> Information given
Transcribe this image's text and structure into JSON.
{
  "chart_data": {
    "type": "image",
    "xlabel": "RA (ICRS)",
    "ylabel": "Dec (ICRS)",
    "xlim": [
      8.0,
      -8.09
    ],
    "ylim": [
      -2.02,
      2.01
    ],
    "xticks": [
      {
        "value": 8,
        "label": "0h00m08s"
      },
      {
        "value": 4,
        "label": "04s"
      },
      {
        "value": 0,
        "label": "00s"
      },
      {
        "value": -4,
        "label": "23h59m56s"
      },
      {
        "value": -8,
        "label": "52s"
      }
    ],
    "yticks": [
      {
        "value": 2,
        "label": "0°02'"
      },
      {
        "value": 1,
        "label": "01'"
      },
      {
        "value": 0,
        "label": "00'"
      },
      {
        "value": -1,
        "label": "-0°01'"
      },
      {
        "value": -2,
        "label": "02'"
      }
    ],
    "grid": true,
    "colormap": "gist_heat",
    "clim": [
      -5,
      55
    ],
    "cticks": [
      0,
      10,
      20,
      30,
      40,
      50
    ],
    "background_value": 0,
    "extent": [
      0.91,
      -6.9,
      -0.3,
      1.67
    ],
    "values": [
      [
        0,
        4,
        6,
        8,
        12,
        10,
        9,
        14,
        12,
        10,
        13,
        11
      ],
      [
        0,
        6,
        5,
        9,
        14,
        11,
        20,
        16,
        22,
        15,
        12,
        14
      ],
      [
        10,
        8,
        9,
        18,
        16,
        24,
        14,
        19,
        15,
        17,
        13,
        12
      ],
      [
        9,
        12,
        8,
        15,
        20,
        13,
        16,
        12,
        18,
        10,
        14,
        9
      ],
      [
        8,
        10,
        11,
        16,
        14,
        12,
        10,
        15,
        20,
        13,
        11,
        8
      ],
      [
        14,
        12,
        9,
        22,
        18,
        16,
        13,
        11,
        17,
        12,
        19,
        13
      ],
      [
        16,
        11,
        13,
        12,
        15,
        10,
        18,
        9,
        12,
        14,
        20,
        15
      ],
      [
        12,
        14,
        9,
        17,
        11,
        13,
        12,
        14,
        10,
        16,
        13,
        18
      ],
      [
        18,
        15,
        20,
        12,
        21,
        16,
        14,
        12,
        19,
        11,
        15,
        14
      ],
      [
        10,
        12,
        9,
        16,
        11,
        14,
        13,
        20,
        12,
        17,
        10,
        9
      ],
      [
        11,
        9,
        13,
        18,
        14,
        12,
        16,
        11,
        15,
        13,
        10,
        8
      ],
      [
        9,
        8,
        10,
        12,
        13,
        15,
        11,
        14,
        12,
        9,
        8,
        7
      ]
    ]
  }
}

> Prompt
Only the number is wanted: how many lines in the preceding entries hold the string "image"?

> Exercise response
2